>> Start EXTRACTED ENTRIES

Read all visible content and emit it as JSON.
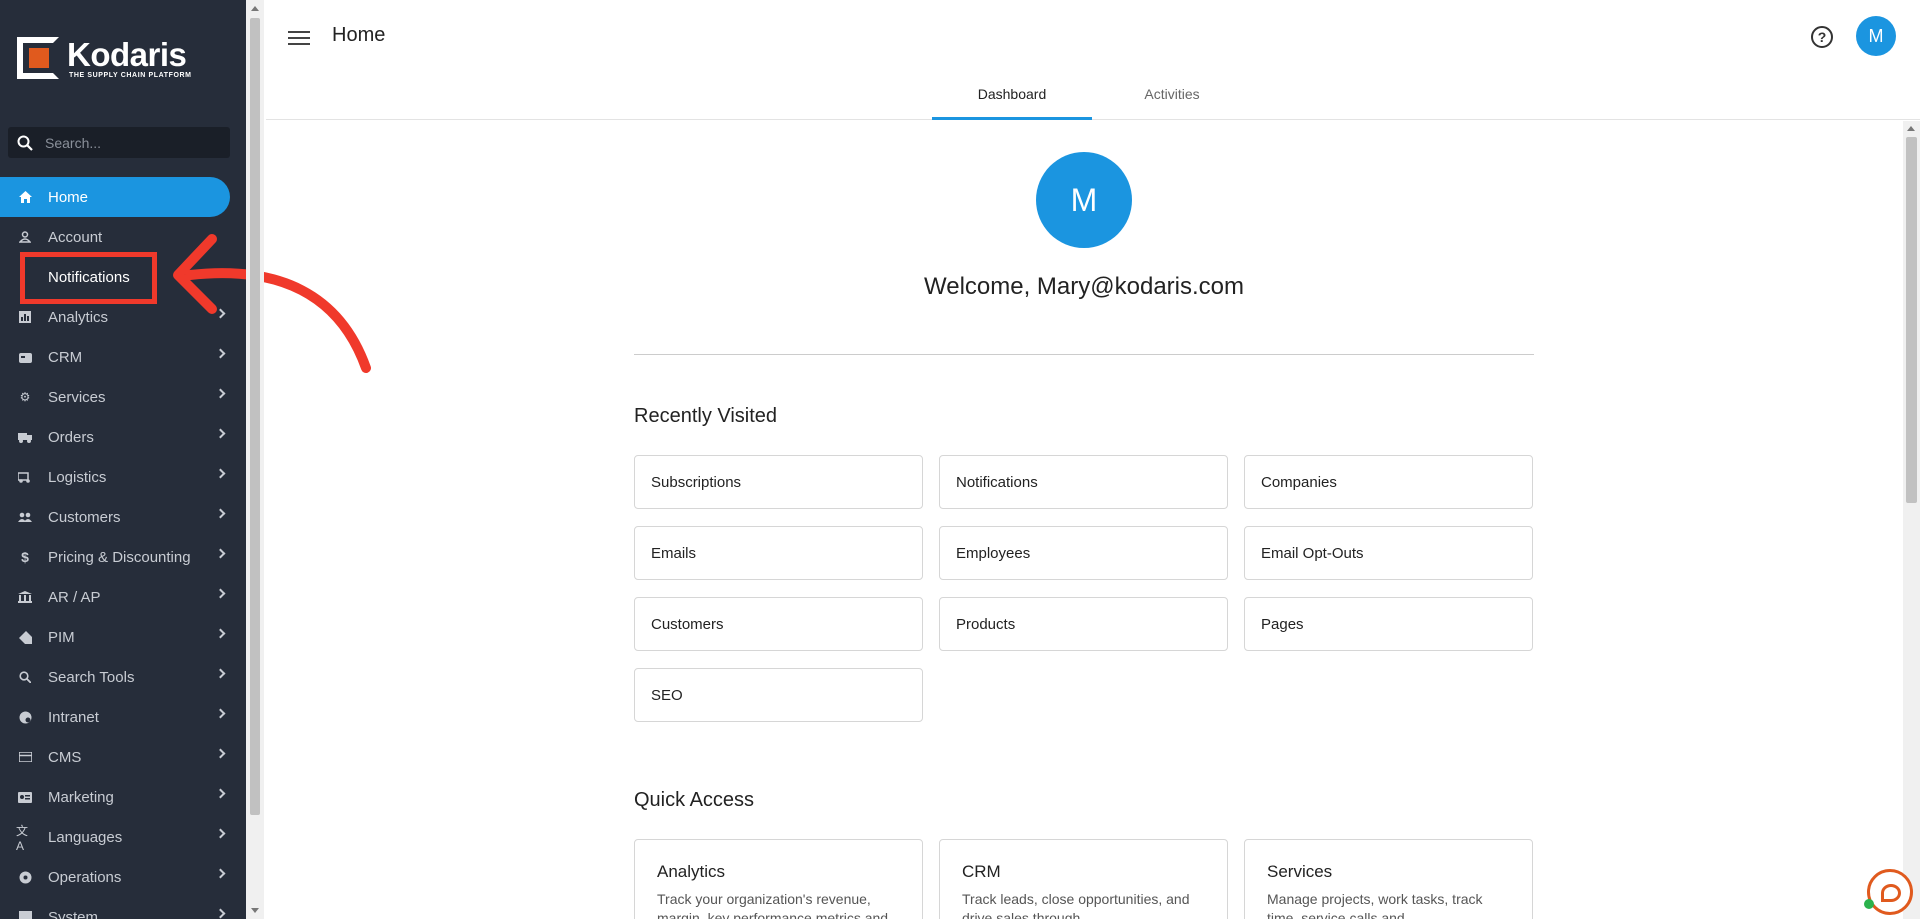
{
  "brand": {
    "name": "Kodaris",
    "tagline": "THE SUPPLY CHAIN PLATFORM",
    "accent": "#1b95e0",
    "logo_color": "#e05a1e"
  },
  "sidebar": {
    "search_placeholder": "Search...",
    "items": [
      {
        "label": "Home",
        "icon": "home-icon",
        "active": true
      },
      {
        "label": "Account",
        "icon": "user-icon"
      },
      {
        "label": "Notifications",
        "icon": "",
        "sub": true
      },
      {
        "label": "Analytics",
        "icon": "analytics-icon"
      },
      {
        "label": "CRM",
        "icon": "crm-icon"
      },
      {
        "label": "Services",
        "icon": "services-icon"
      },
      {
        "label": "Orders",
        "icon": "truck-icon"
      },
      {
        "label": "Logistics",
        "icon": "logistics-icon"
      },
      {
        "label": "Customers",
        "icon": "people-icon"
      },
      {
        "label": "Pricing & Discounting",
        "icon": "dollar-icon"
      },
      {
        "label": "AR / AP",
        "icon": "bank-icon"
      },
      {
        "label": "PIM",
        "icon": "tag-icon"
      },
      {
        "label": "Search Tools",
        "icon": "search-icon"
      },
      {
        "label": "Intranet",
        "icon": "intranet-icon"
      },
      {
        "label": "CMS",
        "icon": "cms-icon"
      },
      {
        "label": "Marketing",
        "icon": "marketing-icon"
      },
      {
        "label": "Languages",
        "icon": "translate-icon"
      },
      {
        "label": "Operations",
        "icon": "operations-icon"
      },
      {
        "label": "System",
        "icon": "system-icon"
      }
    ]
  },
  "header": {
    "title": "Home",
    "avatar_initial": "M",
    "help_glyph": "?",
    "tabs": [
      {
        "label": "Dashboard",
        "active": true
      },
      {
        "label": "Activities",
        "active": false
      }
    ]
  },
  "main": {
    "avatar_initial": "M",
    "welcome": "Welcome, Mary@kodaris.com",
    "recently_visited": {
      "title": "Recently Visited",
      "items": [
        "Subscriptions",
        "Notifications",
        "Companies",
        "Emails",
        "Employees",
        "Email Opt-Outs",
        "Customers",
        "Products",
        "Pages",
        "SEO"
      ]
    },
    "quick_access": {
      "title": "Quick Access",
      "items": [
        {
          "title": "Analytics",
          "desc": "Track your organization's revenue, margin, key performance metrics and"
        },
        {
          "title": "CRM",
          "desc": "Track leads, close opportunities, and drive sales through"
        },
        {
          "title": "Services",
          "desc": "Manage projects, work tasks, track time, service calls and"
        }
      ]
    }
  }
}
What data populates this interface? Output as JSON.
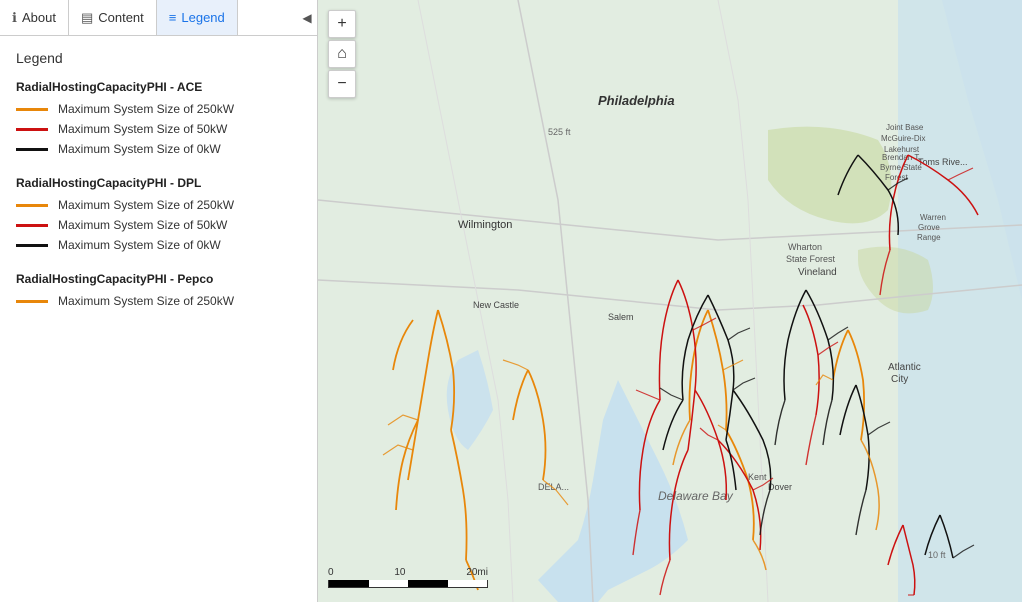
{
  "tabs": [
    {
      "id": "about",
      "label": "About",
      "icon": "ℹ",
      "active": false
    },
    {
      "id": "content",
      "label": "Content",
      "icon": "▤",
      "active": false
    },
    {
      "id": "legend",
      "label": "Legend",
      "icon": "≡",
      "active": true
    }
  ],
  "legend": {
    "title": "Legend",
    "sections": [
      {
        "title": "RadialHostingCapacityPHI - ACE",
        "items": [
          {
            "color": "#e8870a",
            "label": "Maximum System Size of 250kW"
          },
          {
            "color": "#cc1111",
            "label": "Maximum System Size of 50kW"
          },
          {
            "color": "#111111",
            "label": "Maximum System Size of 0kW"
          }
        ]
      },
      {
        "title": "RadialHostingCapacityPHI - DPL",
        "items": [
          {
            "color": "#e8870a",
            "label": "Maximum System Size of 250kW"
          },
          {
            "color": "#cc1111",
            "label": "Maximum System Size of 50kW"
          },
          {
            "color": "#111111",
            "label": "Maximum System Size of 0kW"
          }
        ]
      },
      {
        "title": "RadialHostingCapacityPHI - Pepco",
        "items": [
          {
            "color": "#e8870a",
            "label": "Maximum System Size of 250kW"
          }
        ]
      }
    ]
  },
  "map_controls": {
    "zoom_in": "+",
    "home": "⌂",
    "zoom_out": "−"
  },
  "scale": {
    "labels": [
      "0",
      "10",
      "20mi"
    ]
  }
}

>> End EXTRACTED ENTRIES

Without the pictures, output the full listing exactly as it stands.

• SOLVED PROBLEM:
Read all visible content and emit it as JSON.
{
  "brand": {
    "name": "Kodaris",
    "tagline": "THE SUPPLY CHAIN PLATFORM",
    "accent": "#1b95e0",
    "logo_color": "#e05a1e"
  },
  "sidebar": {
    "search_placeholder": "Search...",
    "items": [
      {
        "label": "Home",
        "icon": "home-icon",
        "active": true
      },
      {
        "label": "Account",
        "icon": "user-icon"
      },
      {
        "label": "Notifications",
        "icon": "",
        "sub": true
      },
      {
        "label": "Analytics",
        "icon": "analytics-icon"
      },
      {
        "label": "CRM",
        "icon": "crm-icon"
      },
      {
        "label": "Services",
        "icon": "services-icon"
      },
      {
        "label": "Orders",
        "icon": "truck-icon"
      },
      {
        "label": "Logistics",
        "icon": "logistics-icon"
      },
      {
        "label": "Customers",
        "icon": "people-icon"
      },
      {
        "label": "Pricing & Discounting",
        "icon": "dollar-icon"
      },
      {
        "label": "AR / AP",
        "icon": "bank-icon"
      },
      {
        "label": "PIM",
        "icon": "tag-icon"
      },
      {
        "label": "Search Tools",
        "icon": "search-icon"
      },
      {
        "label": "Intranet",
        "icon": "intranet-icon"
      },
      {
        "label": "CMS",
        "icon": "cms-icon"
      },
      {
        "label": "Marketing",
        "icon": "marketing-icon"
      },
      {
        "label": "Languages",
        "icon": "translate-icon"
      },
      {
        "label": "Operations",
        "icon": "operations-icon"
      },
      {
        "label": "System",
        "icon": "system-icon"
      }
    ]
  },
  "header": {
    "title": "Home",
    "avatar_initial": "M",
    "help_glyph": "?",
    "tabs": [
      {
        "label": "Dashboard",
        "active": true
      },
      {
        "label": "Activities",
        "active": false
      }
    ]
  },
  "main": {
    "avatar_initial": "M",
    "welcome": "Welcome, Mary@kodaris.com",
    "recently_visited": {
      "title": "Recently Visited",
      "items": [
        "Subscriptions",
        "Notifications",
        "Companies",
        "Emails",
        "Employees",
        "Email Opt-Outs",
        "Customers",
        "Products",
        "Pages",
        "SEO"
      ]
    },
    "quick_access": {
      "title": "Quick Access",
      "items": [
        {
          "title": "Analytics",
          "desc": "Track your organization's revenue, margin, key performance metrics and"
        },
        {
          "title": "CRM",
          "desc": "Track leads, close opportunities, and drive sales through"
        },
        {
          "title": "Services",
          "desc": "Manage projects, work tasks, track time, service calls and"
        }
      ]
    }
  }
}
What data populates this interface? Output as JSON.
{
  "tabs": [
    {
      "id": "about",
      "label": "About",
      "icon": "ℹ",
      "active": false
    },
    {
      "id": "content",
      "label": "Content",
      "icon": "▤",
      "active": false
    },
    {
      "id": "legend",
      "label": "Legend",
      "icon": "≡",
      "active": true
    }
  ],
  "legend": {
    "title": "Legend",
    "sections": [
      {
        "title": "RadialHostingCapacityPHI - ACE",
        "items": [
          {
            "color": "#e8870a",
            "label": "Maximum System Size of 250kW"
          },
          {
            "color": "#cc1111",
            "label": "Maximum System Size of 50kW"
          },
          {
            "color": "#111111",
            "label": "Maximum System Size of 0kW"
          }
        ]
      },
      {
        "title": "RadialHostingCapacityPHI - DPL",
        "items": [
          {
            "color": "#e8870a",
            "label": "Maximum System Size of 250kW"
          },
          {
            "color": "#cc1111",
            "label": "Maximum System Size of 50kW"
          },
          {
            "color": "#111111",
            "label": "Maximum System Size of 0kW"
          }
        ]
      },
      {
        "title": "RadialHostingCapacityPHI - Pepco",
        "items": [
          {
            "color": "#e8870a",
            "label": "Maximum System Size of 250kW"
          }
        ]
      }
    ]
  },
  "map_controls": {
    "zoom_in": "+",
    "home": "⌂",
    "zoom_out": "−"
  },
  "scale": {
    "labels": [
      "0",
      "10",
      "20mi"
    ]
  }
}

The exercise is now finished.